— BEGIN SOURCE RECORDS —

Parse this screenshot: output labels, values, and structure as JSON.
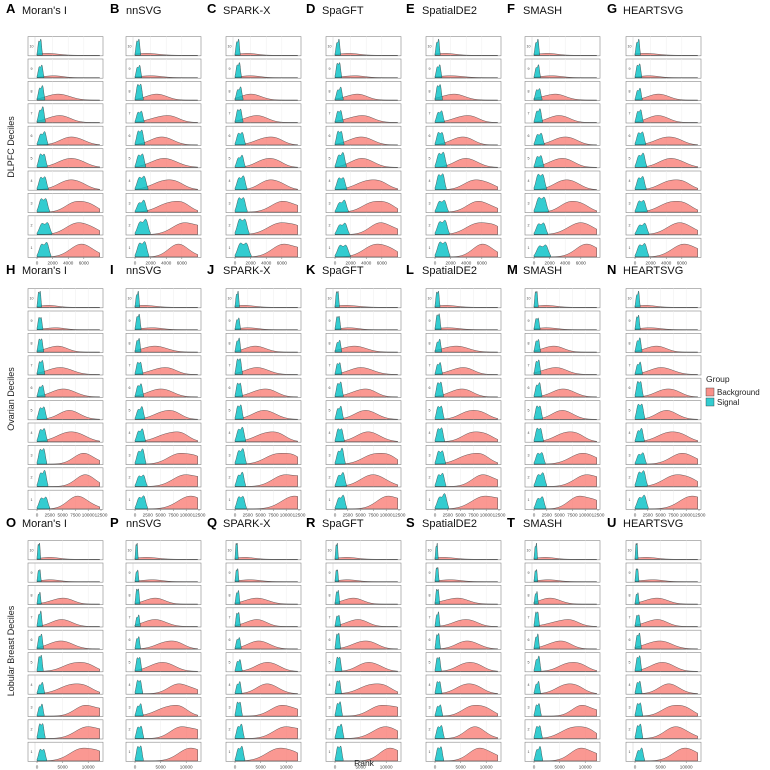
{
  "figure": {
    "xlabel": "Rank",
    "legend": {
      "title": "Group",
      "position": "right",
      "items": [
        {
          "label": "Background",
          "color": "#F8766D"
        },
        {
          "label": "Signal",
          "color": "#00BFC4"
        }
      ]
    }
  },
  "chart_data": {
    "type": "area",
    "chart_kind": "stacked ridgeline density plots",
    "grid": true,
    "legend_placement": "right",
    "colors": {
      "Background": "#F8766D",
      "Signal": "#00BFC4",
      "panel_border": "#888888",
      "grid": "#eeeeee"
    },
    "deciles_top_to_bottom": [
      "10",
      "9",
      "8",
      "7",
      "6",
      "5",
      "4",
      "3",
      "2",
      "1"
    ],
    "methods": [
      "Moran's I",
      "nnSVG",
      "SPARK-X",
      "SpaGFT",
      "SpatialDE2",
      "SMASH",
      "HEARTSVG"
    ],
    "datasets": [
      {
        "ylabel": "DLPFC Deciles",
        "letters": [
          "A",
          "B",
          "C",
          "D",
          "E",
          "F",
          "G"
        ],
        "xlim": [
          0,
          8200
        ],
        "xticks": [
          0,
          2000,
          4000,
          6000
        ],
        "xtick_labels": [
          "0",
          "2000",
          "4000",
          "6000"
        ],
        "signal_max_approx": 2000
      },
      {
        "ylabel": "Ovarian Deciles",
        "letters": [
          "H",
          "I",
          "J",
          "K",
          "L",
          "M",
          "N"
        ],
        "xlim": [
          0,
          12500
        ],
        "xticks": [
          0,
          2500,
          5000,
          7500,
          10000,
          12500
        ],
        "xtick_labels": [
          "0",
          "2500",
          "5000",
          "7500",
          "10000",
          "12500"
        ],
        "signal_max_approx": 2500
      },
      {
        "ylabel": "Lobular Breast Deciles",
        "letters": [
          "O",
          "P",
          "Q",
          "R",
          "S",
          "T",
          "U"
        ],
        "xlim": [
          0,
          12500
        ],
        "xticks": [
          0,
          5000,
          10000
        ],
        "xtick_labels": [
          "0",
          "5000",
          "10000"
        ],
        "signal_max_approx": 1800
      }
    ]
  }
}
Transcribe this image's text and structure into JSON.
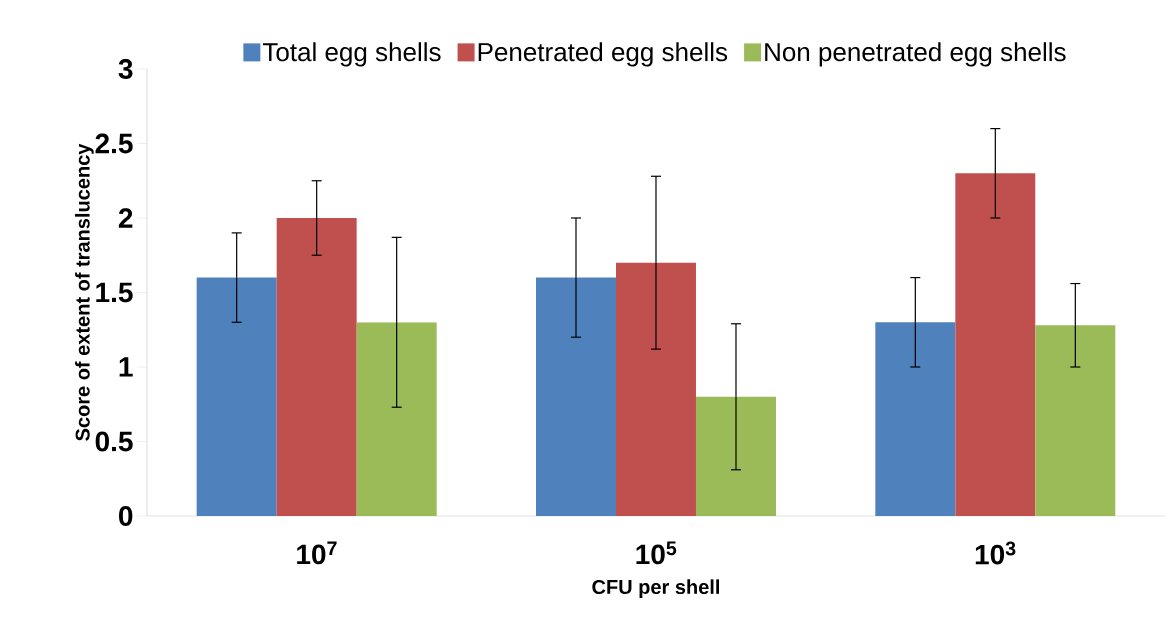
{
  "chart_data": {
    "type": "bar",
    "xlabel": "CFU per shell",
    "ylabel": "Score of extent of translucency",
    "categories": [
      "10$^{7}$",
      "10$^{5}$",
      "10$^{3}$"
    ],
    "series": [
      {
        "name": "Total egg shells",
        "color": "#4f81bd",
        "values": [
          1.6,
          1.6,
          1.3
        ],
        "errors": [
          0.3,
          0.4,
          0.3
        ]
      },
      {
        "name": "Penetrated egg shells",
        "color": "#c0504d",
        "values": [
          2.0,
          1.7,
          2.3
        ],
        "errors": [
          0.25,
          0.58,
          0.3
        ]
      },
      {
        "name": "Non penetrated egg shells",
        "color": "#9bbb59",
        "values": [
          1.3,
          0.8,
          1.28
        ],
        "errors": [
          0.57,
          0.49,
          0.28
        ]
      }
    ],
    "ylim": [
      0,
      3
    ],
    "yticks": [
      0,
      0.5,
      1,
      1.5,
      2,
      2.5,
      3
    ],
    "grid": false,
    "legend": "top"
  }
}
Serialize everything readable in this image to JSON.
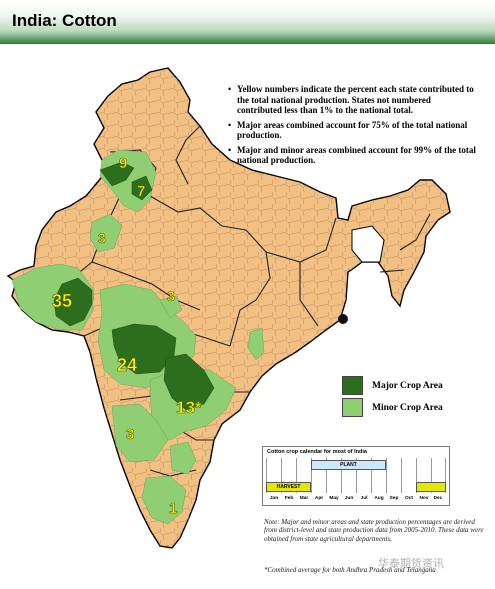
{
  "title": "India: Cotton",
  "notes": [
    "Yellow numbers indicate the percent each state contributed to the total national production. States not numbered contributed less than 1% to the national total.",
    "Major areas combined account for 75% of the total national production.",
    "Major and minor areas combined account for 99% of the total national production."
  ],
  "legend": {
    "major": {
      "label": "Major Crop Area",
      "color": "#2d6e1e"
    },
    "minor": {
      "label": "Minor Crop Area",
      "color": "#8fce73"
    }
  },
  "colors": {
    "land": "#f3c084",
    "border": "#7a5a3a",
    "highlight": "#f7f707",
    "plant_bar": "#cce8ff",
    "harvest_bar": "#e6e600"
  },
  "percentages": [
    "9",
    "7",
    "3",
    "3",
    "35",
    "24",
    "13*",
    "3",
    "1"
  ],
  "calendar": {
    "title": "Cotton crop calendar for most of India",
    "plant_label": "PLANT",
    "harvest_label": "HARVEST",
    "months": [
      "Jan",
      "Feb",
      "Mar",
      "Apr",
      "May",
      "Jun",
      "Jul",
      "Aug",
      "Sep",
      "Oct",
      "Nov",
      "Dec"
    ]
  },
  "note": "Note: Major and minor areas and state production percentages are derived from district-level and state production data from 2005-2010. These data were obtained from state agricultural departments.",
  "footnote": "*Combined average for both Andhra Pradesh and Telangana",
  "watermark": "华泰期货资讯"
}
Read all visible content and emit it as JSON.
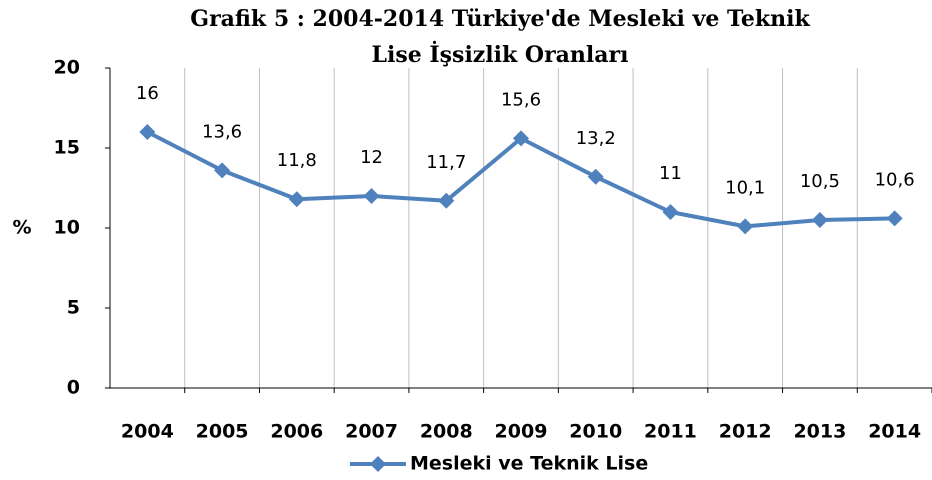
{
  "chart_data": {
    "type": "line",
    "title": [
      "Grafik  5 : 2004-2014 Türkiye'de Mesleki ve Teknik",
      "Lise İşsizlik Oranları"
    ],
    "y_label": "%",
    "categories": [
      "2004",
      "2005",
      "2006",
      "2007",
      "2008",
      "2009",
      "2010",
      "2011",
      "2012",
      "2013",
      "2014"
    ],
    "series": [
      {
        "name": "Mesleki ve Teknik Lise",
        "color": "#4f81bd",
        "values": [
          16,
          13.6,
          11.8,
          12,
          11.7,
          15.6,
          13.2,
          11,
          10.1,
          10.5,
          10.6
        ],
        "value_labels": [
          "16",
          "13,6",
          "11,8",
          "12",
          "11,7",
          "15,6",
          "13,2",
          "11",
          "10,1",
          "10,5",
          "10,6"
        ]
      }
    ],
    "ylim": [
      0,
      20
    ],
    "yticks": [
      0,
      5,
      10,
      15,
      20
    ],
    "vertical_grid": true,
    "legend": "bottom"
  }
}
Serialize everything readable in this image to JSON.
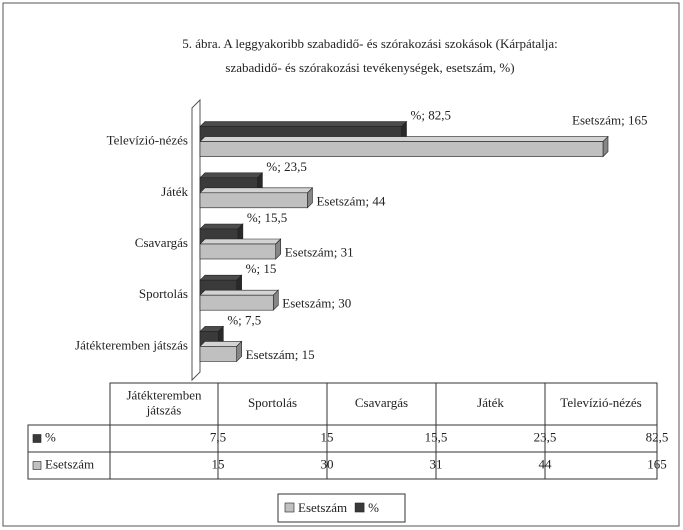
{
  "chart_data": {
    "type": "bar",
    "orientation": "horizontal",
    "title": [
      "5. ábra. A leggyakoribb szabadidő- és szórakozási szokások (Kárpátalja:",
      "szabadidő- és szórakozási tevékenységek, esetszám, %)"
    ],
    "categories": [
      "Játékteremben játszás",
      "Sportolás",
      "Csavargás",
      "Játék",
      "Televízió-nézés"
    ],
    "table_headers": [
      [
        "Játékteremben",
        "játszás"
      ],
      [
        "Sportolás"
      ],
      [
        "Csavargás"
      ],
      [
        "Játék"
      ],
      [
        "Televízió-nézés"
      ]
    ],
    "series": [
      {
        "name": "%",
        "color": "#3a3a3a",
        "values": [
          7.5,
          15,
          15.5,
          23.5,
          82.5
        ],
        "value_labels": [
          "%; 7,5",
          "%; 15",
          "%; 15,5",
          "%; 23,5",
          "%; 82,5"
        ],
        "table_values": [
          "7,5",
          "15",
          "15,5",
          "23,5",
          "82,5"
        ]
      },
      {
        "name": "Esetszám",
        "color": "#c0c0c0",
        "values": [
          15,
          30,
          31,
          44,
          165
        ],
        "value_labels": [
          "Esetszám; 15",
          "Esetszám; 30",
          "Esetszám; 31",
          "Esetszám; 44",
          "Esetszám; 165"
        ],
        "table_values": [
          "15",
          "30",
          "31",
          "44",
          "165"
        ]
      }
    ],
    "legend": "bottom"
  }
}
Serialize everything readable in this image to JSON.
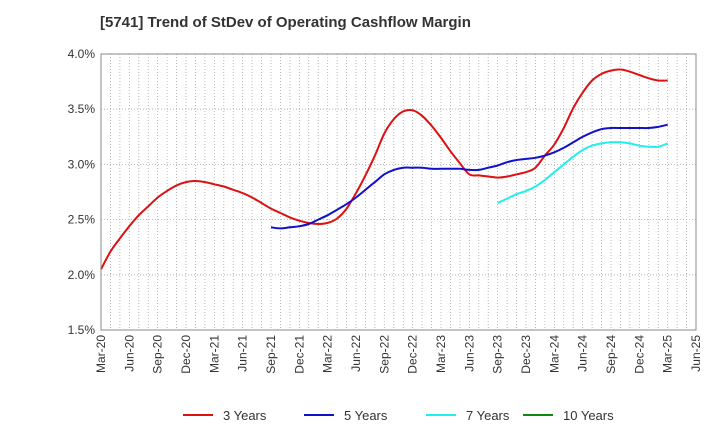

— END SOURCE RECORDS —

• CHALLENGE
Skip the images and write out the rest of the listing exactly.

• RESPONSE
Parse this screenshot: output labels, values, and structure as JSON.
{
  "figure": {
    "xlabel": "Rank",
    "legend": {
      "title": "Group",
      "position": "right",
      "items": [
        {
          "label": "Background",
          "color": "#F8766D"
        },
        {
          "label": "Signal",
          "color": "#00BFC4"
        }
      ]
    }
  },
  "chart_data": {
    "type": "area",
    "chart_kind": "stacked ridgeline density plots",
    "grid": true,
    "legend_placement": "right",
    "colors": {
      "Background": "#F8766D",
      "Signal": "#00BFC4",
      "panel_border": "#888888",
      "grid": "#eeeeee"
    },
    "deciles_top_to_bottom": [
      "10",
      "9",
      "8",
      "7",
      "6",
      "5",
      "4",
      "3",
      "2",
      "1"
    ],
    "methods": [
      "Moran's I",
      "nnSVG",
      "SPARK-X",
      "SpaGFT",
      "SpatialDE2",
      "SMASH",
      "HEARTSVG"
    ],
    "datasets": [
      {
        "ylabel": "DLPFC Deciles",
        "letters": [
          "A",
          "B",
          "C",
          "D",
          "E",
          "F",
          "G"
        ],
        "xlim": [
          0,
          8200
        ],
        "xticks": [
          0,
          2000,
          4000,
          6000
        ],
        "xtick_labels": [
          "0",
          "2000",
          "4000",
          "6000"
        ],
        "signal_max_approx": 2000
      },
      {
        "ylabel": "Ovarian Deciles",
        "letters": [
          "H",
          "I",
          "J",
          "K",
          "L",
          "M",
          "N"
        ],
        "xlim": [
          0,
          12500
        ],
        "xticks": [
          0,
          2500,
          5000,
          7500,
          10000,
          12500
        ],
        "xtick_labels": [
          "0",
          "2500",
          "5000",
          "7500",
          "10000",
          "12500"
        ],
        "signal_max_approx": 2500
      },
      {
        "ylabel": "Lobular Breast Deciles",
        "letters": [
          "O",
          "P",
          "Q",
          "R",
          "S",
          "T",
          "U"
        ],
        "xlim": [
          0,
          12500
        ],
        "xticks": [
          0,
          5000,
          10000
        ],
        "xtick_labels": [
          "0",
          "5000",
          "10000"
        ],
        "signal_max_approx": 1800
      }
    ]
  }
}
Transcribe this image's text and structure into JSON.
{
  "chart_data": {
    "type": "bar",
    "xlabel": "CFU per shell",
    "ylabel": "Score of extent of translucency",
    "categories": [
      "10$^{7}$",
      "10$^{5}$",
      "10$^{3}$"
    ],
    "series": [
      {
        "name": "Total egg shells",
        "color": "#4f81bd",
        "values": [
          1.6,
          1.6,
          1.3
        ],
        "errors": [
          0.3,
          0.4,
          0.3
        ]
      },
      {
        "name": "Penetrated egg shells",
        "color": "#c0504d",
        "values": [
          2.0,
          1.7,
          2.3
        ],
        "errors": [
          0.25,
          0.58,
          0.3
        ]
      },
      {
        "name": "Non penetrated egg shells",
        "color": "#9bbb59",
        "values": [
          1.3,
          0.8,
          1.28
        ],
        "errors": [
          0.57,
          0.49,
          0.28
        ]
      }
    ],
    "ylim": [
      0,
      3
    ],
    "yticks": [
      0,
      0.5,
      1,
      1.5,
      2,
      2.5,
      3
    ],
    "grid": false,
    "legend": "top"
  }
}
Serialize everything readable in this image to JSON.
{
  "title": "India: Cotton",
  "notes": [
    "Yellow numbers indicate the percent each state contributed to the total national production. States not numbered contributed less than 1% to the national total.",
    "Major areas combined account for 75% of the total national production.",
    "Major and minor areas combined account for 99% of the total national production."
  ],
  "legend": {
    "major": {
      "label": "Major Crop Area",
      "color": "#2d6e1e"
    },
    "minor": {
      "label": "Minor Crop Area",
      "color": "#8fce73"
    }
  },
  "colors": {
    "land": "#f3c084",
    "border": "#7a5a3a",
    "highlight": "#f7f707",
    "plant_bar": "#cce8ff",
    "harvest_bar": "#e6e600"
  },
  "percentages": [
    "9",
    "7",
    "3",
    "3",
    "35",
    "24",
    "13*",
    "3",
    "1"
  ],
  "calendar": {
    "title": "Cotton crop calendar for most of India",
    "plant_label": "PLANT",
    "harvest_label": "HARVEST",
    "months": [
      "Jan",
      "Feb",
      "Mar",
      "Apr",
      "May",
      "Jun",
      "Jul",
      "Aug",
      "Sep",
      "Oct",
      "Nov",
      "Dec"
    ]
  },
  "note": "Note: Major and minor areas and state production percentages are derived from district-level and state production data from 2005-2010. These data were obtained from state agricultural departments.",
  "footnote": "*Combined average for both Andhra Pradesh and Telangana",
  "watermark": "华泰期货资讯"
}
Read all visible content and emit it as JSON.
{
  "chart_data": {
    "type": "line",
    "title": [
      "Grafik  5 : 2004-2014 Türkiye'de Mesleki ve Teknik",
      "Lise İşsizlik Oranları"
    ],
    "y_label": "%",
    "categories": [
      "2004",
      "2005",
      "2006",
      "2007",
      "2008",
      "2009",
      "2010",
      "2011",
      "2012",
      "2013",
      "2014"
    ],
    "series": [
      {
        "name": "Mesleki ve Teknik Lise",
        "color": "#4f81bd",
        "values": [
          16,
          13.6,
          11.8,
          12,
          11.7,
          15.6,
          13.2,
          11,
          10.1,
          10.5,
          10.6
        ],
        "value_labels": [
          "16",
          "13,6",
          "11,8",
          "12",
          "11,7",
          "15,6",
          "13,2",
          "11",
          "10,1",
          "10,5",
          "10,6"
        ]
      }
    ],
    "ylim": [
      0,
      20
    ],
    "yticks": [
      0,
      5,
      10,
      15,
      20
    ],
    "vertical_grid": true,
    "legend": "bottom"
  }
}
Serialize everything readable in this image to JSON.
{
  "chart_data": {
    "type": "bar",
    "orientation": "horizontal",
    "title": [
      "5. ábra. A leggyakoribb szabadidő- és szórakozási szokások (Kárpátalja:",
      "szabadidő- és szórakozási tevékenységek, esetszám, %)"
    ],
    "categories": [
      "Játékteremben játszás",
      "Sportolás",
      "Csavargás",
      "Játék",
      "Televízió-nézés"
    ],
    "table_headers": [
      [
        "Játékteremben",
        "játszás"
      ],
      [
        "Sportolás"
      ],
      [
        "Csavargás"
      ],
      [
        "Játék"
      ],
      [
        "Televízió-nézés"
      ]
    ],
    "series": [
      {
        "name": "%",
        "color": "#3a3a3a",
        "values": [
          7.5,
          15,
          15.5,
          23.5,
          82.5
        ],
        "value_labels": [
          "%; 7,5",
          "%; 15",
          "%; 15,5",
          "%; 23,5",
          "%; 82,5"
        ],
        "table_values": [
          "7,5",
          "15",
          "15,5",
          "23,5",
          "82,5"
        ]
      },
      {
        "name": "Esetszám",
        "color": "#c0c0c0",
        "values": [
          15,
          30,
          31,
          44,
          165
        ],
        "value_labels": [
          "Esetszám; 15",
          "Esetszám; 30",
          "Esetszám; 31",
          "Esetszám; 44",
          "Esetszám; 165"
        ],
        "table_values": [
          "15",
          "30",
          "31",
          "44",
          "165"
        ]
      }
    ],
    "legend": "bottom"
  }
}
Serialize everything readable in this image to JSON.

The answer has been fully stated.